### Stated problem
Identify the lines bearing the string "Gerätes" and gather them.

---------------

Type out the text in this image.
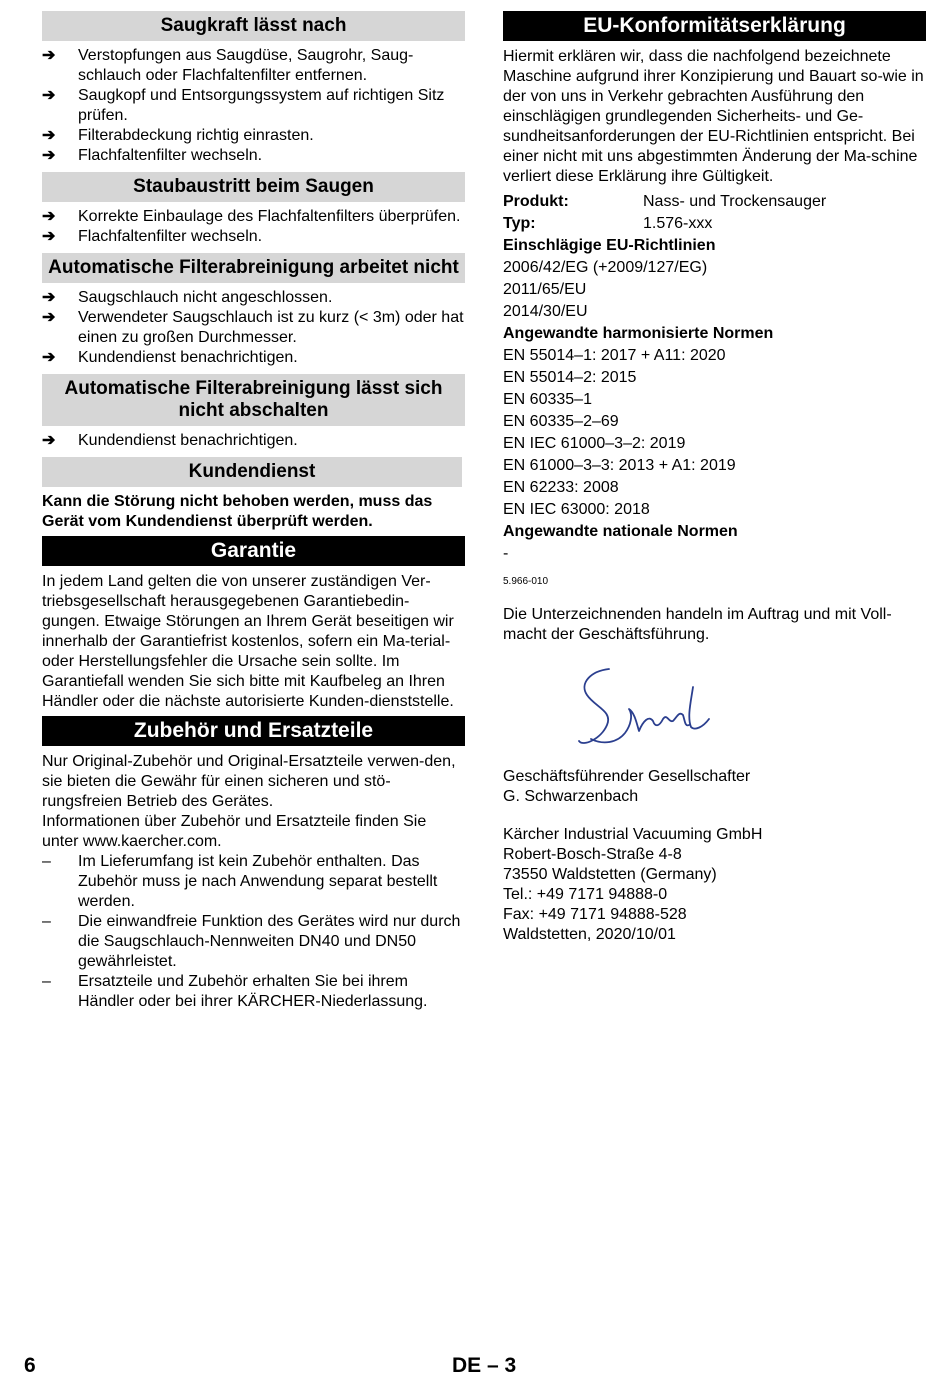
Saugkraft lässt nach
➔	Verstopfungen aus Saugdüse, Saugrohr, Saug-schlauch oder Flachfaltenfilter entfernen.
➔	Saugkopf und Entsorgungssystem auf richtigen Sitz prüfen.
➔	Filterabdeckung richtig einrasten.
➔	Flachfaltenfilter wechseln.
Staubaustritt beim Saugen
➔	Korrekte Einbaulage des Flachfaltenfilters überprüfen.
➔	Flachfaltenfilter wechseln.
Automatische Filterabreinigung arbeitet nicht
➔	Saugschlauch nicht angeschlossen.
➔	Verwendeter Saugschlauch ist zu kurz (< 3m) oder hat einen zu großen Durchmesser.
➔	Kundendienst benachrichtigen.
Automatische Filterabreinigung lässt sich nicht abschalten
➔	Kundendienst benachrichtigen.
Kundendienst

Kann die Störung nicht behoben werden, muss das Gerät vom Kundendienst überprüft werden.

Garantie

In jedem Land gelten die von unserer zuständigen Ver-triebsgesellschaft herausgegebenen Garantiebedin-gungen. Etwaige Störungen an Ihrem Gerät beseitigen wir innerhalb der Garantiefrist kostenlos, sofern ein Ma-terial- oder Herstellungsfehler die Ursache sein sollte. Im Garantiefall wenden Sie sich bitte mit Kaufbeleg an Ihren Händler oder die nächste autorisierte Kunden-dienststelle.

Zubehör und Ersatzteile

Nur Original-Zubehör und Original-Ersatzteile verwen-den, sie bieten die Gewähr für einen sicheren und stö-rungsfreien Betrieb des Gerätes.

Informationen über Zubehör und Ersatzteile finden Sie unter www.kaercher.com.

–	Im Lieferumfang ist kein Zubehör enthalten. Das Zubehör muss je nach Anwendung separat bestellt werden.
–	Die einwandfreie Funktion des Gerätes wird nur durch die Saugschlauch-Nennweiten DN40 und DN50 gewährleistet.
–	Ersatzteile und Zubehör erhalten Sie bei ihrem Händler oder bei ihrer KÄRCHER-Niederlassung.
EU-Konformitätserklärung

Hiermit erklären wir, dass die nachfolgend bezeichnete Maschine aufgrund ihrer Konzipierung und Bauart so-wie in der von uns in Verkehr gebrachten Ausführung den einschlägigen grundlegenden Sicherheits- und Ge-sundheitsanforderungen der EU-Richtlinien entspricht. Bei einer nicht mit uns abgestimmten Änderung der Ma-schine verliert diese Erklärung ihre Gültigkeit.

Produkt:	Nass- und Trockensauger
Typ:	1.576-xxx

Einschlägige EU-Richtlinien

2006/42/EG (+2009/127/EG)

2011/65/EU

2014/30/EU

Angewandte harmonisierte Normen

EN 55014–1: 2017 + A11: 2020

EN 55014–2: 2015

EN 60335–1

EN 60335–2–69

EN IEC 61000–3–2: 2019

EN 61000–3–3: 2013 + A1: 2019

EN 62233: 2008

EN IEC 63000: 2018

Angewandte nationale Normen

-

5.966-010

Die Unterzeichnenden handeln im Auftrag und mit Voll-macht der Geschäftsführung.

Geschäftsführender Gesellschafter

G. Schwarzenbach

Kärcher Industrial Vacuuming GmbH

Robert-Bosch-Straße 4-8

73550 Waldstetten (Germany)

Tel.: +49 7171 94888-0

Fax: +49 7171 94888-528

Waldstetten, 2020/10/01

6	DE – 3
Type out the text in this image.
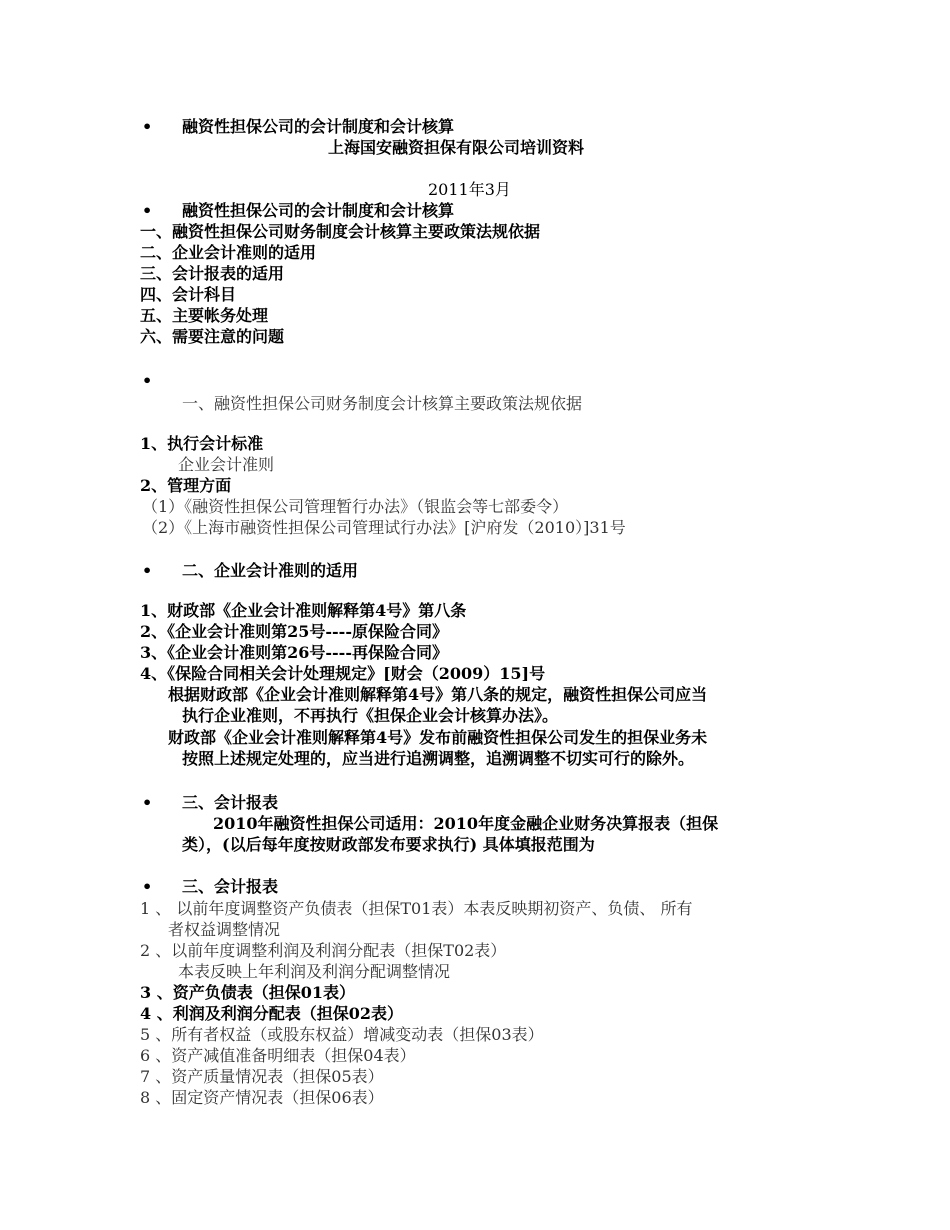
• 融资性担保公司的会计制度和会计核算
上海国安融资担保有限公司培训资料
2011年3月
• 融资性担保公司的会计制度和会计核算
一、融资性担保公司财务制度会计核算主要政策法规依据
二、企业会计准则的适用
三、会计报表的适用
四、会计科目
五、主要帐务处理
六、需要注意的问题
•
一、融资性担保公司财务制度会计核算主要政策法规依据
1、执行会计标准
企业会计准则
2、管理方面
（1）《融资性担保公司管理暂行办法》（银监会等七部委令）
（2）《上海市融资性担保公司管理试行办法》[沪府发（2010）]31号
• 二、企业会计准则的适用
1、财政部《企业会计准则解释第4号》第八条
2、《企业会计准则第25号----原保险合同》
3、《企业会计准则第26号----再保险合同》
4、《保险合同相关会计处理规定》[财会（2009）15]号
根据财政部《企业会计准则解释第4号》第八条的规定，融资性担保公司应当
执行企业准则，不再执行《担保企业会计核算办法》。
财政部《企业会计准则解释第4号》发布前融资性担保公司发生的担保业务未
按照上述规定处理的，应当进行追溯调整，追溯调整不切实可行的除外。
• 三、会计报表
2010年融资性担保公司适用：2010年度金融企业财务决算报表（担保
类），(以后每年度按财政部发布要求执行) 具体填报范围为
• 三、会计报表
1 、 以前年度调整资产负债表（担保T01表）本表反映期初资产、负债、 所有
者权益调整情况
2 、以前年度调整利润及利润分配表（担保T02表）
本表反映上年利润及利润分配调整情况
3 、资产负债表（担保01表）
4 、利润及利润分配表（担保02表）
5 、所有者权益（或股东权益）增减变动表（担保03表）
6 、资产减值准备明细表（担保04表）
7 、资产质量情况表（担保05表）
8 、固定资产情况表（担保06表）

---------------

### In response
Nur Original-Zubehör und Original-Ersatzteile verwen-den, sie bieten die Gewähr für einen sicheren und stö-rungsfreien Betrieb des Gerätes.
–	Die einwandfreie Funktion des Gerätes wird nur durch die Saugschlauch-Nennweiten DN40 und DN50 gewährleistet.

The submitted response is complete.